- [What is being asked]
In the text on upset emissions below, rewrite the part that opens with the words containing "Exxon’s chemical plant" and closes with "to worry about.", replacing "accidental releases" with "unplanned releases".

- [Text provided]
↓

Gulf Coast oil refiners and chemical processors say that a lot, but regulators are doing precious little to rein in what the industry euphemistically calls “upset” emissions.
Upset emissions are inadvertent releases of chemicals by industrial operations when something goes awry. And things seem to go awry awfully frequently. An ExxonMobil refinery in Baton Rouge, La., was averaging two accidental releases every week during one grim stretch.
That’s according to an analysis by The Center for Public Integrity, which found that upset emissions are more prevalent than industry admits or government knows. Some highlights from the center’s investigative report:
[A 411-barrel chemical leak last year] has played out again and again at the sprawling, 2,400-acre ExxonMobil Baton Rouge complex, which encompasses an oil refinery and a chemical plant, and dwarfs the Standard Heights community. The leak marks the 1,068th upset emissions event at the compound in the last eight years, according to a database of incident reports compiled by the Bucket Brigade. Of these events, 172 involved benzene, a carcinogen that can trigger headaches, dizziness and rapid heart rate.
Exxon’s chemical plant had 265 of all incidents. At the refinery, the data show 803 accidental releases over these years; at its height, the facility averaged two a week. …
The steady hazards extend far beyond Baton Rouge. In the Gulf states of Texas and Louisiana, the vast number of plastics, power and gas plants provide an on-the-ground case study of a national problem.
“Non-routine” upset emissions have become regular occurrences at oil refineries, chemical plants and manufacturing facilities.
The upset emissions can pose serious health risks, but the oil and chemical companies say there’s nothing to worry about.

↑

- [Material supplied]
↓

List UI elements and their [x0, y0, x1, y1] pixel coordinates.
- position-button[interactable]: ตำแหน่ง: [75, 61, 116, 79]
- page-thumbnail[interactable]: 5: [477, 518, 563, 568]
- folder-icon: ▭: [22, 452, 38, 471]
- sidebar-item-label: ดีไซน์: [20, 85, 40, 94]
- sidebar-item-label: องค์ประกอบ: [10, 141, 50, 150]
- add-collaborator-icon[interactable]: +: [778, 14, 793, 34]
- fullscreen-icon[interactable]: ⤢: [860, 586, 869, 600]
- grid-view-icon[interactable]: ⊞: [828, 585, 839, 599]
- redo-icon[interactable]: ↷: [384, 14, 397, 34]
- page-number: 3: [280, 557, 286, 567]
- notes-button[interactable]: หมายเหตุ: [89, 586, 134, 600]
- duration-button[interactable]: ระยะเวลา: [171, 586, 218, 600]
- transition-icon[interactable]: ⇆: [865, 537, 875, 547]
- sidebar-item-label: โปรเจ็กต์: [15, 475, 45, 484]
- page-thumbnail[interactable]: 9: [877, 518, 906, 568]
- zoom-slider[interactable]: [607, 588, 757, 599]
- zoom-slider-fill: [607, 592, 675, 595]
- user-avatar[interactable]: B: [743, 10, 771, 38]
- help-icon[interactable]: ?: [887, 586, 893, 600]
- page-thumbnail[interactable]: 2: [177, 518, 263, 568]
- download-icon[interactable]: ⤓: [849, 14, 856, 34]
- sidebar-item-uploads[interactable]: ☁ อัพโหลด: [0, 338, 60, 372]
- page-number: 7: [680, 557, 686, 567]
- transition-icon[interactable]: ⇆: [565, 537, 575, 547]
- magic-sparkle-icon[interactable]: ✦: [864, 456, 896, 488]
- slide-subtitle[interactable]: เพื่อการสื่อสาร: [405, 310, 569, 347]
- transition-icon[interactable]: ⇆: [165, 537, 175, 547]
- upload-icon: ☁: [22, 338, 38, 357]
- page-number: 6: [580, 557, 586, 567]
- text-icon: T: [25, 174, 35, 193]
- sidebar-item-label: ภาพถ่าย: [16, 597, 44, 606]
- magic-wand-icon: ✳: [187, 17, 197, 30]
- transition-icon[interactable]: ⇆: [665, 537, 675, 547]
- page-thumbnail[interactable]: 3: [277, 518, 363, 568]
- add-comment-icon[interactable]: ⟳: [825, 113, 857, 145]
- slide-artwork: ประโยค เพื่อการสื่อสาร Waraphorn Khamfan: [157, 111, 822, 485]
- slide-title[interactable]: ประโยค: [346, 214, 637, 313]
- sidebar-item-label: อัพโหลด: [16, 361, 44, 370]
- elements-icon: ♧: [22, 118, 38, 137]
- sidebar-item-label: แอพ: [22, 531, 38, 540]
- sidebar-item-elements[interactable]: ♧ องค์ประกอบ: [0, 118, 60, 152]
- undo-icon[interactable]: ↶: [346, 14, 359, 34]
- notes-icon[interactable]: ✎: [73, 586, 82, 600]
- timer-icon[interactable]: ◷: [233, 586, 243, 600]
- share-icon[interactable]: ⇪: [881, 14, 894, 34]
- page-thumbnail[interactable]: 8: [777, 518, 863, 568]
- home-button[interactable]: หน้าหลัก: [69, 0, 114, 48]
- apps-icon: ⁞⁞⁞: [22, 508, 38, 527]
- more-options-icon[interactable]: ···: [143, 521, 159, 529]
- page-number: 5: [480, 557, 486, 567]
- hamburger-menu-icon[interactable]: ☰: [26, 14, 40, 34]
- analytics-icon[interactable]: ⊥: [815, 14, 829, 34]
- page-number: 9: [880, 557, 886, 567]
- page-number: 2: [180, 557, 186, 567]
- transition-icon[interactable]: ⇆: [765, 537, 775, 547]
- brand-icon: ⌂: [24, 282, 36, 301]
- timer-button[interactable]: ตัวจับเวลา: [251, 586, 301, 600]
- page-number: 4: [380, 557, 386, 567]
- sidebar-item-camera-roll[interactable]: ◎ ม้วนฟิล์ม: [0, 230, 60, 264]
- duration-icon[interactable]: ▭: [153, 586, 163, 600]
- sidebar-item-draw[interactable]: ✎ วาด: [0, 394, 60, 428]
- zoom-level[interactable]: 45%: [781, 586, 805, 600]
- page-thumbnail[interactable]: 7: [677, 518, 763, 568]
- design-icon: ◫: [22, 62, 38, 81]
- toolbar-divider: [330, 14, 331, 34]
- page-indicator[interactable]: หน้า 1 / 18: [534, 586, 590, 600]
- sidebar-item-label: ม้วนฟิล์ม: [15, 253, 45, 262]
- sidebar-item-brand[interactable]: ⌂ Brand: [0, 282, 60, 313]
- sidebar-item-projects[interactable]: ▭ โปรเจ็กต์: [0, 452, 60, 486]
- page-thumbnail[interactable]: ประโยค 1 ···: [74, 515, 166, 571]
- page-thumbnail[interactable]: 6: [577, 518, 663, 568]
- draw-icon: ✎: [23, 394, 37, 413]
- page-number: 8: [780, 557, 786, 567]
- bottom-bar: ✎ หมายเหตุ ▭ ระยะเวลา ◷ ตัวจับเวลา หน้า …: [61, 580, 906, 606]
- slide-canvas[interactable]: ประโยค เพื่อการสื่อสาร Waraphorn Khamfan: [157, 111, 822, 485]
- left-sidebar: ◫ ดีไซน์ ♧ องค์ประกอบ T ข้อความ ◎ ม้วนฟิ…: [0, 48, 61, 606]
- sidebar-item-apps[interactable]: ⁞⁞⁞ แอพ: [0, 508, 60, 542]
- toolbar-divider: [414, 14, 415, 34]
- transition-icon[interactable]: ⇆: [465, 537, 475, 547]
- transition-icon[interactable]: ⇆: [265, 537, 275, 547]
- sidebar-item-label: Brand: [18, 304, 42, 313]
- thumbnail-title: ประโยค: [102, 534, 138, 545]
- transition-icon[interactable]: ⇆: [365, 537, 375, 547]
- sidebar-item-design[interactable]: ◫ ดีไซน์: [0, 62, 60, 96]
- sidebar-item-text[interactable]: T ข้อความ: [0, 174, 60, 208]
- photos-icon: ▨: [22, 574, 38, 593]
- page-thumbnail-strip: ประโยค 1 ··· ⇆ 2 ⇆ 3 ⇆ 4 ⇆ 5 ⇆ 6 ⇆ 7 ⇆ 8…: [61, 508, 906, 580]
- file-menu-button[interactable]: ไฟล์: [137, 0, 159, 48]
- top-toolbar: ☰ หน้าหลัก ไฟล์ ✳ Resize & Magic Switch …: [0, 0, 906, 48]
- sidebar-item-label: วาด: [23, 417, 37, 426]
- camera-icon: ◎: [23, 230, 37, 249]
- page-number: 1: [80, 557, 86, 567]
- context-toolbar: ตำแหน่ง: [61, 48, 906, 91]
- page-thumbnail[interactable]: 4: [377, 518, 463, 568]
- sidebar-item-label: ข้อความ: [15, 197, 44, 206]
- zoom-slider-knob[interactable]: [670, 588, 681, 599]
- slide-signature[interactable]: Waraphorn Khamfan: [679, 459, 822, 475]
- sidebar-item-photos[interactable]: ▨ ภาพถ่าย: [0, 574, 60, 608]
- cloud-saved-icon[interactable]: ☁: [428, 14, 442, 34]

↑

- [Answer section]
Exxon’s chemical plant had 265 of all incidents. At the refinery, the data show 803 unplanned releases over these years; at its height, the facility averaged two a week. …
The steady hazards extend far beyond Baton Rouge. In the Gulf states of Texas and Louisiana, the vast number of plastics, power and gas plants provide an on-the-ground case study of a national problem.
“Non-routine” upset emissions have become regular occurrences at oil refineries, chemical plants and manufacturing facilities.
The upset emissions can pose serious health risks, but the oil and chemical companies say there’s nothing to worry about.